■ OBJECTIVE:
Examine the material below. Gather every line in which the string "label" appears.

· · · · · · ·

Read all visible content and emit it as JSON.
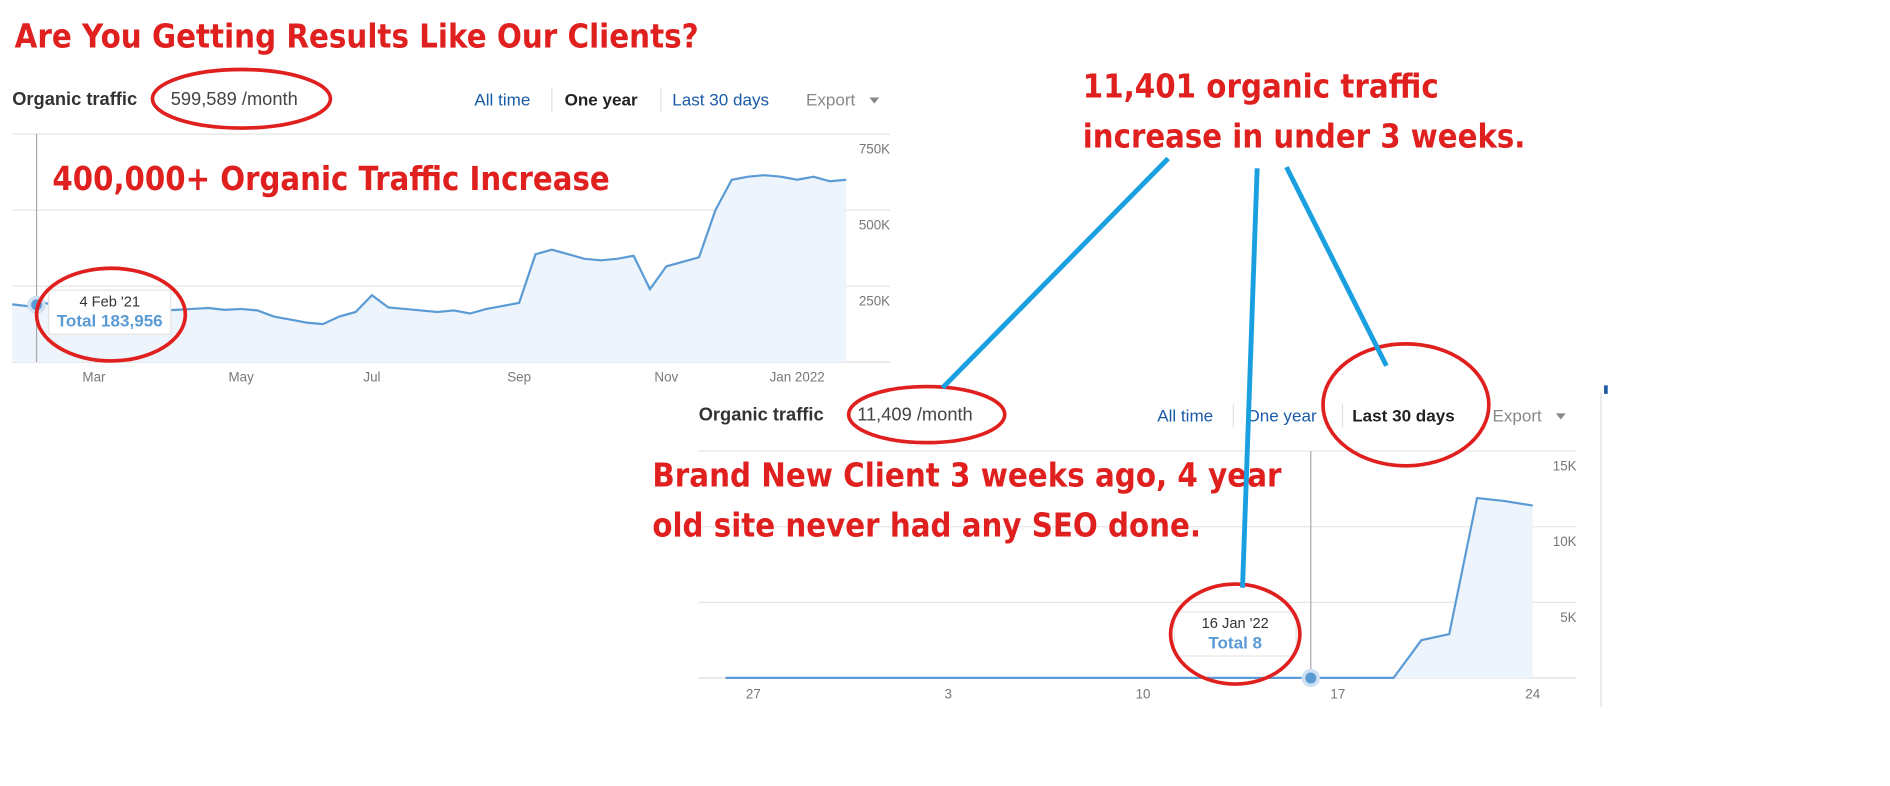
{
  "title": "Are You Getting Results Like Our Clients?",
  "annotations": [
    {
      "lines": [
        "11,401 organic traffic",
        "increase in under 3 weeks."
      ]
    },
    {
      "lines": [
        "Brand New Client 3 weeks ago, 4 year",
        "old site never had any SEO done."
      ]
    }
  ],
  "chart_data": [
    {
      "type": "line",
      "title": "Organic traffic",
      "metric": "599,589 /month",
      "periods": [
        "All time",
        "One year",
        "Last 30 days"
      ],
      "selected_period": 1,
      "export": "Export",
      "annotation": "400,000+ Organic Traffic Increase",
      "tooltip": {
        "date": "4 Feb '21",
        "total": "Total 183,956"
      },
      "color": "#5b9bd5",
      "fill": "#eef4fb",
      "categories": [
        null,
        null,
        null,
        null,
        null,
        "Mar",
        null,
        null,
        null,
        null,
        null,
        null,
        null,
        null,
        "May",
        null,
        null,
        null,
        null,
        null,
        null,
        null,
        "Jul",
        null,
        null,
        null,
        null,
        null,
        null,
        null,
        null,
        "Sep",
        null,
        null,
        null,
        null,
        null,
        null,
        null,
        null,
        "Nov",
        null,
        null,
        null,
        null,
        null,
        null,
        null,
        "Jan 2022",
        null,
        null,
        null
      ],
      "values": [
        190000,
        184000,
        195000,
        180000,
        175000,
        180000,
        185000,
        180000,
        175000,
        170000,
        172000,
        175000,
        178000,
        172000,
        175000,
        170000,
        150000,
        140000,
        130000,
        125000,
        150000,
        165000,
        220000,
        180000,
        175000,
        170000,
        165000,
        170000,
        160000,
        175000,
        185000,
        195000,
        355000,
        370000,
        355000,
        340000,
        335000,
        340000,
        350000,
        240000,
        315000,
        330000,
        345000,
        500000,
        600000,
        610000,
        615000,
        610000,
        600000,
        610000,
        595000,
        600000
      ],
      "ylim": [
        0,
        750000
      ],
      "yticks": [
        {
          "value": 250000,
          "label": "250K"
        },
        {
          "value": 500000,
          "label": "500K"
        },
        {
          "value": 750000,
          "label": "750K"
        }
      ]
    },
    {
      "type": "line",
      "title": "Organic traffic",
      "metric": "11,409 /month",
      "periods": [
        "All time",
        "One year",
        "Last 30 days"
      ],
      "selected_period": 2,
      "export": "Export",
      "tooltip": {
        "date": "16 Jan '22",
        "total": "Total 8"
      },
      "color": "#5b9bd5",
      "fill": "#eef4fb",
      "categories": [
        null,
        "27",
        null,
        null,
        null,
        null,
        null,
        null,
        "3",
        null,
        null,
        null,
        null,
        null,
        null,
        "10",
        null,
        null,
        null,
        null,
        null,
        null,
        "17",
        null,
        null,
        null,
        null,
        null,
        null,
        "24"
      ],
      "values": [
        8,
        8,
        8,
        8,
        8,
        8,
        8,
        8,
        8,
        8,
        8,
        8,
        8,
        8,
        8,
        8,
        8,
        8,
        8,
        8,
        8,
        8,
        8,
        8,
        8,
        2500,
        2900,
        11900,
        11700,
        11400
      ],
      "ylim": [
        0,
        15000
      ],
      "yticks": [
        {
          "value": 5000,
          "label": "5K"
        },
        {
          "value": 10000,
          "label": "10K"
        },
        {
          "value": 15000,
          "label": "15K"
        }
      ]
    }
  ]
}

· · · · · · ·

■ FINAL ANSWER:
          "label": "250K"
          "label": "500K"
          "label": "750K"
          "label": "5K"
          "label": "10K"
          "label": "15K"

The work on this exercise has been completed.